--- Task data ---
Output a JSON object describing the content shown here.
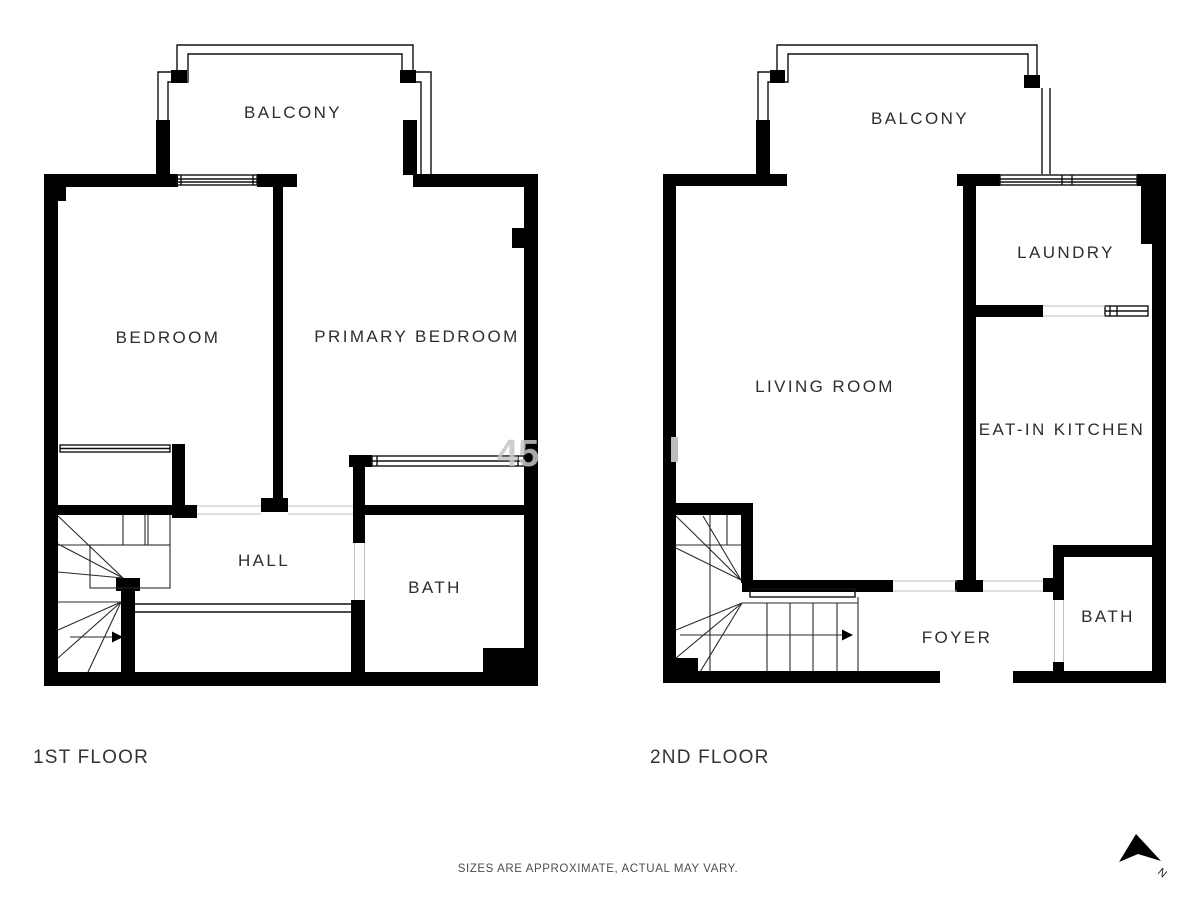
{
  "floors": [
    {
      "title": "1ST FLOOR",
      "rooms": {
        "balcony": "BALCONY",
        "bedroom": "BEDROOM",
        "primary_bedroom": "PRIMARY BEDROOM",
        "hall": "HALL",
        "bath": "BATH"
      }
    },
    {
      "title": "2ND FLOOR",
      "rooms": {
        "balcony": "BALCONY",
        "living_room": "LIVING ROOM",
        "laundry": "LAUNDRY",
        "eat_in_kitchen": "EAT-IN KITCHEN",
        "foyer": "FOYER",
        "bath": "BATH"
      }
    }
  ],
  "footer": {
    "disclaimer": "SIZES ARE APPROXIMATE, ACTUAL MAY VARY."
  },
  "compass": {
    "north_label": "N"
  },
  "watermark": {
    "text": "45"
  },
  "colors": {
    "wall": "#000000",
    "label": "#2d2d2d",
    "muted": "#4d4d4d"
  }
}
---
Do this:
Above are some records. Report the number of their lines that include "BEDROOM", and add nothing else.

Exercise output:
2